* **WHAT YOU ARE ASKED TO DO**
Locate each line in the listing below that contains the string "input" and copy it in full. Case counts: uppercase and lowercase letters do not match each other.

□ □ □ □

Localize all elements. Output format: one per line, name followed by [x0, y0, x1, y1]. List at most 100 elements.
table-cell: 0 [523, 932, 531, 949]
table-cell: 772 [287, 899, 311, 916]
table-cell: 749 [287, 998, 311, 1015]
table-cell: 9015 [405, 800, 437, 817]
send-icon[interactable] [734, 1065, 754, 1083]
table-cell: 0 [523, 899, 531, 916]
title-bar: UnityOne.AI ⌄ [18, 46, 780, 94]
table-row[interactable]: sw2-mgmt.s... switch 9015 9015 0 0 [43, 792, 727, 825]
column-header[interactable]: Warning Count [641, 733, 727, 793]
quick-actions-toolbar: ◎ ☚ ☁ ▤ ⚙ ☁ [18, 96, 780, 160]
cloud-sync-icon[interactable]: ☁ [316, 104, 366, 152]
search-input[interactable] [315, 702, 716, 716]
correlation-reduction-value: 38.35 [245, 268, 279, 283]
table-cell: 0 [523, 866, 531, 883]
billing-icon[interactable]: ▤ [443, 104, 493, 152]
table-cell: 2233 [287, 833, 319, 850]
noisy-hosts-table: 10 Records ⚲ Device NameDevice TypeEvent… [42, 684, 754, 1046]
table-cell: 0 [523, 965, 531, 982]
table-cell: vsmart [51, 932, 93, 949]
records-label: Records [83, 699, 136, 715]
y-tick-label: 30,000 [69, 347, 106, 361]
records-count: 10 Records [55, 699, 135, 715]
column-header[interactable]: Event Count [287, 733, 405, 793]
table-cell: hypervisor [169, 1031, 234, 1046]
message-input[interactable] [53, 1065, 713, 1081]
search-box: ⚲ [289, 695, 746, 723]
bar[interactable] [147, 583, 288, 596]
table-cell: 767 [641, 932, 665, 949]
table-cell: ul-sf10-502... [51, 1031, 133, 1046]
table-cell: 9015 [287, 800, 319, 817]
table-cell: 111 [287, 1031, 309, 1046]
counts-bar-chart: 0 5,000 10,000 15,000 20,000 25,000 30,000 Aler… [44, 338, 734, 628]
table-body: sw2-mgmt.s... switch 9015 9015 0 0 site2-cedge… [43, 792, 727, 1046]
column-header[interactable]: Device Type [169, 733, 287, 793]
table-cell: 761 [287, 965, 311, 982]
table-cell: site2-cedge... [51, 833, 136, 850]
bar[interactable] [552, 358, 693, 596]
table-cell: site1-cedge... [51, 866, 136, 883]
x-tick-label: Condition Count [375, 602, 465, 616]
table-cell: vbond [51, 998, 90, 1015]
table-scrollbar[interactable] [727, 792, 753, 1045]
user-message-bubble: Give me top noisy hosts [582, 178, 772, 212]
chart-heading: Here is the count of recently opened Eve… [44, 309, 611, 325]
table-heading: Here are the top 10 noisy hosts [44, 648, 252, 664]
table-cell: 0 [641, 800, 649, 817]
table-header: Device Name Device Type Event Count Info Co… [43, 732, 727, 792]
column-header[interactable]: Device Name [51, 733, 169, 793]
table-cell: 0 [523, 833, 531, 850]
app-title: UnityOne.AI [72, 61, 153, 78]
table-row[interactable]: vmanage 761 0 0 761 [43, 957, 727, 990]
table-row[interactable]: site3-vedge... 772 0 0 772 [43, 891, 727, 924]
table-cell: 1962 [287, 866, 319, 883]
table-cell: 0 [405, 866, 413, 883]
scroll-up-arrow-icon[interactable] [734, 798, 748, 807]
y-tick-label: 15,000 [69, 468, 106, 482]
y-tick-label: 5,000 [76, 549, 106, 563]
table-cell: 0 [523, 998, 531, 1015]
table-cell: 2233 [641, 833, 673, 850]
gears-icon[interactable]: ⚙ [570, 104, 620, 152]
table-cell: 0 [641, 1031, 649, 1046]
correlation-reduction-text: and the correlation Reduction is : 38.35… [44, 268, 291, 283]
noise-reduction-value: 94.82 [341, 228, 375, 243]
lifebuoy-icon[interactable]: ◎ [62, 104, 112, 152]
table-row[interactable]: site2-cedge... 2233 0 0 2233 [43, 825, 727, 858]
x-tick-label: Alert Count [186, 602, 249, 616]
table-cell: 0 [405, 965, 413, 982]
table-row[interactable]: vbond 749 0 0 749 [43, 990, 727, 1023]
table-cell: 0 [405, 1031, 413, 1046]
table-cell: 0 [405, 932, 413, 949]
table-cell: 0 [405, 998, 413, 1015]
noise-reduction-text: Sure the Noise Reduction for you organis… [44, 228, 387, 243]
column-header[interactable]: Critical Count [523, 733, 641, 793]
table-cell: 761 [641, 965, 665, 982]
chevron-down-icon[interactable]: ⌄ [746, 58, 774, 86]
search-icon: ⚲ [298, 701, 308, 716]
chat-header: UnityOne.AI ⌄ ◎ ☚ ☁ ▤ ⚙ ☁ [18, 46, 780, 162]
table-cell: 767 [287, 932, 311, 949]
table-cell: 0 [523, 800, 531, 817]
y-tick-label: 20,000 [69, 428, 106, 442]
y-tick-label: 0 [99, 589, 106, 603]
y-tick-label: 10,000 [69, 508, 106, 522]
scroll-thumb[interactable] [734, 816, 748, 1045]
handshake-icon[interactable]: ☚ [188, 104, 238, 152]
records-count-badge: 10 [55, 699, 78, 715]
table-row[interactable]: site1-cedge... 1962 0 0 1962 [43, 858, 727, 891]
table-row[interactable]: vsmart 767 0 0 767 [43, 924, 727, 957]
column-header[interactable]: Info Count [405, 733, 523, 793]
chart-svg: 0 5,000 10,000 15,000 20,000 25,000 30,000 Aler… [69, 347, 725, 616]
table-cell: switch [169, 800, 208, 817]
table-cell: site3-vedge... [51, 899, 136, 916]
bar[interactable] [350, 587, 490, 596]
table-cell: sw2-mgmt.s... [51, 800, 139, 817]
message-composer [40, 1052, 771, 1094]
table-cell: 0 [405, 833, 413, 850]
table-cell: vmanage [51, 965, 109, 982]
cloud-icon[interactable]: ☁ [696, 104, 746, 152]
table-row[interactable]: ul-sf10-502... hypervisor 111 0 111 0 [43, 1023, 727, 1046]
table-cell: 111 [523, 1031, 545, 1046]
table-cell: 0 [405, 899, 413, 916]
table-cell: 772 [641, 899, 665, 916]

□ □ □ □

* **EXERCISE OUTPUT**
search-input[interactable] [315, 702, 716, 716]
message-input[interactable] [53, 1065, 713, 1081]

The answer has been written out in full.